STATED TASK: Locate the string "horizontal" throughout the material and copy every line in which it occurs.

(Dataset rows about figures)
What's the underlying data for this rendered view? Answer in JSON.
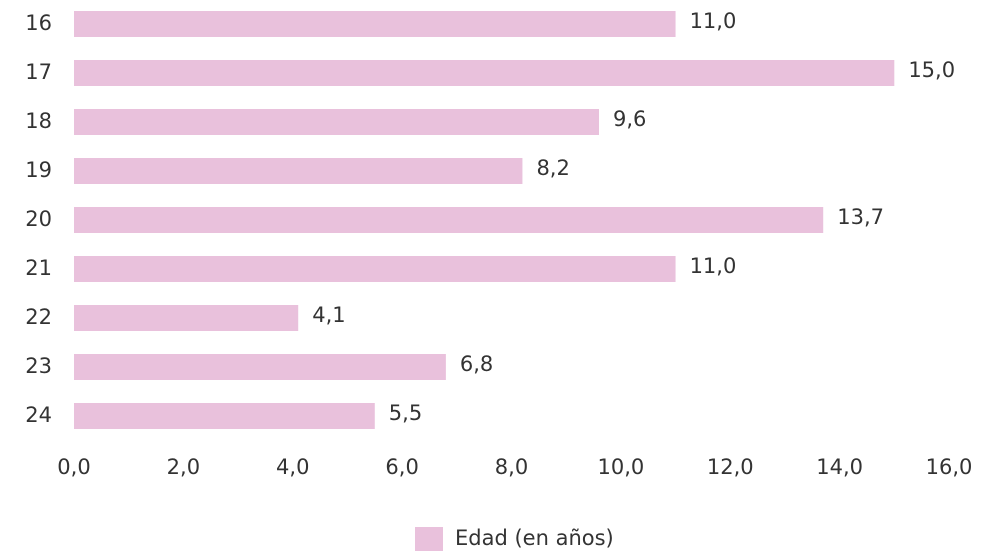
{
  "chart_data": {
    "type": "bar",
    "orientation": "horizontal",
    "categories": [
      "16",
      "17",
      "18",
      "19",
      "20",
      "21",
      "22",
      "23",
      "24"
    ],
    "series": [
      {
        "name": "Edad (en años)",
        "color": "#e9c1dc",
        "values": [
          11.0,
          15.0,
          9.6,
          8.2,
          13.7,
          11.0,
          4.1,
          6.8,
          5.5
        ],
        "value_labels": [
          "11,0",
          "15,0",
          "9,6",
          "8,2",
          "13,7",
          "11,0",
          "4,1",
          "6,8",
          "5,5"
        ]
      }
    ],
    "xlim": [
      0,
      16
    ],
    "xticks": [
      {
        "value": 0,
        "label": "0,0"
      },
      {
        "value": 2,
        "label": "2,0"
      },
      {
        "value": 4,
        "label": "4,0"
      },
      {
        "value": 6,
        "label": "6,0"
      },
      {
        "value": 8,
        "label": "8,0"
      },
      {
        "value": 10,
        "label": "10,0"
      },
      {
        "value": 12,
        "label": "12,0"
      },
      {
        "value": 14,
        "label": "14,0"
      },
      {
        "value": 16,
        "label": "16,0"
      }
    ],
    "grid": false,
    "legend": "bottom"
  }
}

...

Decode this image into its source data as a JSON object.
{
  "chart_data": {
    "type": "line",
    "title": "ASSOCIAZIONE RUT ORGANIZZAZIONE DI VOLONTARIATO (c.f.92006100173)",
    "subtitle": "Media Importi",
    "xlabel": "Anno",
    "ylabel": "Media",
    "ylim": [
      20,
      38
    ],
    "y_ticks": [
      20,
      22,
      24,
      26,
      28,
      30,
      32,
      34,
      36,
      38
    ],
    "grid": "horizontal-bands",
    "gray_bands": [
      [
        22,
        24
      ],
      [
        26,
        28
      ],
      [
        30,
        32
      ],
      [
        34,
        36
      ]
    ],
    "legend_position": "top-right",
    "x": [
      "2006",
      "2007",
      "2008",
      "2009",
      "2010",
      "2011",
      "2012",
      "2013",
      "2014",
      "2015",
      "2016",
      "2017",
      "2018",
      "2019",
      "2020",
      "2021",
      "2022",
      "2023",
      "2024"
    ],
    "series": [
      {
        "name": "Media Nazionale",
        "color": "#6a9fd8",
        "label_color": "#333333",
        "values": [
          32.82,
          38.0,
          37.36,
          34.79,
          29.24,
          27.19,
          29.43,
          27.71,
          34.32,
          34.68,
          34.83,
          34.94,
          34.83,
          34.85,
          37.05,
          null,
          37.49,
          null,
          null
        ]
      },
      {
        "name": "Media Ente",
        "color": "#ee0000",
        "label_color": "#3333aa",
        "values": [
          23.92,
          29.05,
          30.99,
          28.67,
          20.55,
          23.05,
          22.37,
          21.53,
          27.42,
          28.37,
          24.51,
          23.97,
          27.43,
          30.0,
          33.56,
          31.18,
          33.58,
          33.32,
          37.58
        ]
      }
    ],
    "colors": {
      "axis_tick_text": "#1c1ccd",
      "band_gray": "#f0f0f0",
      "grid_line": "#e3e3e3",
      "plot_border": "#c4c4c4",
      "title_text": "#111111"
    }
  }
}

SOLUTION TO THE PROBLEM:
    "orientation": "horizontal",
    "grid": "horizontal-bands",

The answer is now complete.